** DIRECTION **
Retype the material that follows, keeping every word as it is.

** DATA EXCERPTS **
------------------------

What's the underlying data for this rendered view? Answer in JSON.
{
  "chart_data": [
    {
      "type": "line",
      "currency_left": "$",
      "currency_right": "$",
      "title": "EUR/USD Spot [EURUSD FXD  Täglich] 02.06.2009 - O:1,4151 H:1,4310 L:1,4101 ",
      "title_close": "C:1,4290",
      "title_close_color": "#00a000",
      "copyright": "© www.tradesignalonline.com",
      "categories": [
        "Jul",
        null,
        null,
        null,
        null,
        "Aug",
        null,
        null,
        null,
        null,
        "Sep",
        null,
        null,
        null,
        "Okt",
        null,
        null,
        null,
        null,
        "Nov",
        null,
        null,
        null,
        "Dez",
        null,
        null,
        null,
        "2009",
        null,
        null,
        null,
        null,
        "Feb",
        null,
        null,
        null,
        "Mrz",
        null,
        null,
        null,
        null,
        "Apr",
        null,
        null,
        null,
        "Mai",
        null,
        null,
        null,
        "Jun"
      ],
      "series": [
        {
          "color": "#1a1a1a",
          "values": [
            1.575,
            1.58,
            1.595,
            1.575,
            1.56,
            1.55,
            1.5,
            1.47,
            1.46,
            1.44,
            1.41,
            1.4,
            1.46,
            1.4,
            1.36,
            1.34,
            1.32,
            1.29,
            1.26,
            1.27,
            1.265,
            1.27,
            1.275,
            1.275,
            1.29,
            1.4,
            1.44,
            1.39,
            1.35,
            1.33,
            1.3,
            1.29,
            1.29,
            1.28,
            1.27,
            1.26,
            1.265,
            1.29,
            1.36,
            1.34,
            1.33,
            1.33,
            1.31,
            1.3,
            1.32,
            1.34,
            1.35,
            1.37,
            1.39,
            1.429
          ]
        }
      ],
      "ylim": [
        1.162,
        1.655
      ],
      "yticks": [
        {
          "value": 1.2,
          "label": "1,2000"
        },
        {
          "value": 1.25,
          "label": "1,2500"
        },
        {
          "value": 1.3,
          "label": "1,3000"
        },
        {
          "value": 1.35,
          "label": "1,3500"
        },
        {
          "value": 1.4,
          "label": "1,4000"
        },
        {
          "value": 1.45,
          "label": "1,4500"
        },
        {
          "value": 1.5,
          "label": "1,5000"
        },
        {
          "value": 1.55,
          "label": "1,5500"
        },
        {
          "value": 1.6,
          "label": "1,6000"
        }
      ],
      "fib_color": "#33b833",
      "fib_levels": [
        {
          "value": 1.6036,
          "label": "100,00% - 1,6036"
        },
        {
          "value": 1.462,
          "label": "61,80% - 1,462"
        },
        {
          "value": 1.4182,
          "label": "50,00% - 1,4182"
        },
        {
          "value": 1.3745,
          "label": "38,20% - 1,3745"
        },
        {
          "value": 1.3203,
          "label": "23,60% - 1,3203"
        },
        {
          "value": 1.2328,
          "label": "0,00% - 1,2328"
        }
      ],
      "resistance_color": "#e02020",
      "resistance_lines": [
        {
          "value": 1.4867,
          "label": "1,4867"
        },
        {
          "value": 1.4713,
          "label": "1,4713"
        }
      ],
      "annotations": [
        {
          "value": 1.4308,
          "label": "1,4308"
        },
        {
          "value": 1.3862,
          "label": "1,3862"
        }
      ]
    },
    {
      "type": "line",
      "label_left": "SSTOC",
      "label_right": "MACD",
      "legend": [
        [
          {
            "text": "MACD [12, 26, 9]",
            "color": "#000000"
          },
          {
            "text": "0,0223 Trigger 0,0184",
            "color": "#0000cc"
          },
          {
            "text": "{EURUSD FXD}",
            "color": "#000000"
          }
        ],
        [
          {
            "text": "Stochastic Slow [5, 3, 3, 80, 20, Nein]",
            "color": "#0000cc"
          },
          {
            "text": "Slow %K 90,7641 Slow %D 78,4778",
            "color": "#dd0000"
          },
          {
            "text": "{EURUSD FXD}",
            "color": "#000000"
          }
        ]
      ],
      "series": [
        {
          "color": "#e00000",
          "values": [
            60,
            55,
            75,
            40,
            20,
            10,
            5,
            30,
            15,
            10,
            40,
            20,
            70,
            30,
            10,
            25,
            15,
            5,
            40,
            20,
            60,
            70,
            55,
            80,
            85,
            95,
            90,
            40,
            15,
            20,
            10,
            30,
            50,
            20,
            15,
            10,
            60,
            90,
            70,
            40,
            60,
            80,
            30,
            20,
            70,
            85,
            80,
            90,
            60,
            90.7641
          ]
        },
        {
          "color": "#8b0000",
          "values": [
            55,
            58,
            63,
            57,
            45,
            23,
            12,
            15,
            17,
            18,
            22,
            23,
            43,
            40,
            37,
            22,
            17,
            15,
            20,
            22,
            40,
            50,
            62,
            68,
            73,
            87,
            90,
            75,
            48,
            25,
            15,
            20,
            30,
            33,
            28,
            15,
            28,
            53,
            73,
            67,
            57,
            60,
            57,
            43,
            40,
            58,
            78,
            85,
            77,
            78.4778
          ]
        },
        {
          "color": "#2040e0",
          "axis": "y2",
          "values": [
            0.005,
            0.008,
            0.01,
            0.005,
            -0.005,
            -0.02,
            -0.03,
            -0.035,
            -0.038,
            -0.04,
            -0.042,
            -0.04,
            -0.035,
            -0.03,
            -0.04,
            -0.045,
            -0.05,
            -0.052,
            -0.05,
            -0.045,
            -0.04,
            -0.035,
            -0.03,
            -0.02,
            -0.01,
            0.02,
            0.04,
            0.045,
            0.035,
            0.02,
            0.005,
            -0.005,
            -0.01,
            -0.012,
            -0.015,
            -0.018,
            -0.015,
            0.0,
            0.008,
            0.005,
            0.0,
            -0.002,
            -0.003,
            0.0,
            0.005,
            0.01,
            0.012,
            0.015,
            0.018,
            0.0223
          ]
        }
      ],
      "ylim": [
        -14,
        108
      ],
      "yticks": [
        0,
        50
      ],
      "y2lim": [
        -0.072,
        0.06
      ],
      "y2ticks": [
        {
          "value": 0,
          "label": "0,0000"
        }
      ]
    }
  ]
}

------------------------

** WRITTEN RESPONSE **
What's the underlying data for this rendered view? Answer in JSON.
{
  "chart_data": [
    {
      "type": "line",
      "currency_left": "$",
      "currency_right": "$",
      "title": "EUR/USD Spot [EURUSD FXD  Täglich] 02.06.2009 - O:1,4151 H:1,4310 L:1,4101 ",
      "title_close": "C:1,4290",
      "title_close_color": "#00a000",
      "copyright": "© www.tradesignalonline.com",
      "categories": [
        "Jul",
        null,
        null,
        null,
        null,
        "Aug",
        null,
        null,
        null,
        null,
        "Sep",
        null,
        null,
        null,
        "Okt",
        null,
        null,
        null,
        null,
        "Nov",
        null,
        null,
        null,
        "Dez",
        null,
        null,
        null,
        "2009",
        null,
        null,
        null,
        null,
        "Feb",
        null,
        null,
        null,
        "Mrz",
        null,
        null,
        null,
        null,
        "Apr",
        null,
        null,
        null,
        "Mai",
        null,
        null,
        null,
        "Jun"
      ],
      "series": [
        {
          "color": "#1a1a1a",
          "values": [
            1.575,
            1.58,
            1.595,
            1.575,
            1.56,
            1.55,
            1.5,
            1.47,
            1.46,
            1.44,
            1.41,
            1.4,
            1.46,
            1.4,
            1.36,
            1.34,
            1.32,
            1.29,
            1.26,
            1.27,
            1.265,
            1.27,
            1.275,
            1.275,
            1.29,
            1.4,
            1.44,
            1.39,
            1.35,
            1.33,
            1.3,
            1.29,
            1.29,
            1.28,
            1.27,
            1.26,
            1.265,
            1.29,
            1.36,
            1.34,
            1.33,
            1.33,
            1.31,
            1.3,
            1.32,
            1.34,
            1.35,
            1.37,
            1.39,
            1.429
          ]
        }
      ],
      "ylim": [
        1.162,
        1.655
      ],
      "yticks": [
        {
          "value": 1.2,
          "label": "1,2000"
        },
        {
          "value": 1.25,
          "label": "1,2500"
        },
        {
          "value": 1.3,
          "label": "1,3000"
        },
        {
          "value": 1.35,
          "label": "1,3500"
        },
        {
          "value": 1.4,
          "label": "1,4000"
        },
        {
          "value": 1.45,
          "label": "1,4500"
        },
        {
          "value": 1.5,
          "label": "1,5000"
        },
        {
          "value": 1.55,
          "label": "1,5500"
        },
        {
          "value": 1.6,
          "label": "1,6000"
        }
      ],
      "fib_color": "#33b833",
      "fib_levels": [
        {
          "value": 1.6036,
          "label": "100,00% - 1,6036"
        },
        {
          "value": 1.462,
          "label": "61,80% - 1,462"
        },
        {
          "value": 1.4182,
          "label": "50,00% - 1,4182"
        },
        {
          "value": 1.3745,
          "label": "38,20% - 1,3745"
        },
        {
          "value": 1.3203,
          "label": "23,60% - 1,3203"
        },
        {
          "value": 1.2328,
          "label": "0,00% - 1,2328"
        }
      ],
      "resistance_color": "#e02020",
      "resistance_lines": [
        {
          "value": 1.4867,
          "label": "1,4867"
        },
        {
          "value": 1.4713,
          "label": "1,4713"
        }
      ],
      "annotations": [
        {
          "value": 1.4308,
          "label": "1,4308"
        },
        {
          "value": 1.3862,
          "label": "1,3862"
        }
      ]
    },
    {
      "type": "line",
      "label_left": "SSTOC",
      "label_right": "MACD",
      "legend": [
        [
          {
            "text": "MACD [12, 26, 9]",
            "color": "#000000"
          },
          {
            "text": "0,0223 Trigger 0,0184",
            "color": "#0000cc"
          },
          {
            "text": "{EURUSD FXD}",
            "color": "#000000"
          }
        ],
        [
          {
            "text": "Stochastic Slow [5, 3, 3, 80, 20, Nein]",
            "color": "#0000cc"
          },
          {
            "text": "Slow %K 90,7641 Slow %D 78,4778",
            "color": "#dd0000"
          },
          {
            "text": "{EURUSD FXD}",
            "color": "#000000"
          }
        ]
      ],
      "series": [
        {
          "color": "#e00000",
          "values": [
            60,
            55,
            75,
            40,
            20,
            10,
            5,
            30,
            15,
            10,
            40,
            20,
            70,
            30,
            10,
            25,
            15,
            5,
            40,
            20,
            60,
            70,
            55,
            80,
            85,
            95,
            90,
            40,
            15,
            20,
            10,
            30,
            50,
            20,
            15,
            10,
            60,
            90,
            70,
            40,
            60,
            80,
            30,
            20,
            70,
            85,
            80,
            90,
            60,
            90.7641
          ]
        },
        {
          "color": "#8b0000",
          "values": [
            55,
            58,
            63,
            57,
            45,
            23,
            12,
            15,
            17,
            18,
            22,
            23,
            43,
            40,
            37,
            22,
            17,
            15,
            20,
            22,
            40,
            50,
            62,
            68,
            73,
            87,
            90,
            75,
            48,
            25,
            15,
            20,
            30,
            33,
            28,
            15,
            28,
            53,
            73,
            67,
            57,
            60,
            57,
            43,
            40,
            58,
            78,
            85,
            77,
            78.4778
          ]
        },
        {
          "color": "#2040e0",
          "axis": "y2",
          "values": [
            0.005,
            0.008,
            0.01,
            0.005,
            -0.005,
            -0.02,
            -0.03,
            -0.035,
            -0.038,
            -0.04,
            -0.042,
            -0.04,
            -0.035,
            -0.03,
            -0.04,
            -0.045,
            -0.05,
            -0.052,
            -0.05,
            -0.045,
            -0.04,
            -0.035,
            -0.03,
            -0.02,
            -0.01,
            0.02,
            0.04,
            0.045,
            0.035,
            0.02,
            0.005,
            -0.005,
            -0.01,
            -0.012,
            -0.015,
            -0.018,
            -0.015,
            0.0,
            0.008,
            0.005,
            0.0,
            -0.002,
            -0.003,
            0.0,
            0.005,
            0.01,
            0.012,
            0.015,
            0.018,
            0.0223
          ]
        }
      ],
      "ylim": [
        -14,
        108
      ],
      "yticks": [
        0,
        50
      ],
      "y2lim": [
        -0.072,
        0.06
      ],
      "y2ticks": [
        {
          "value": 0,
          "label": "0,0000"
        }
      ]
    }
  ]
}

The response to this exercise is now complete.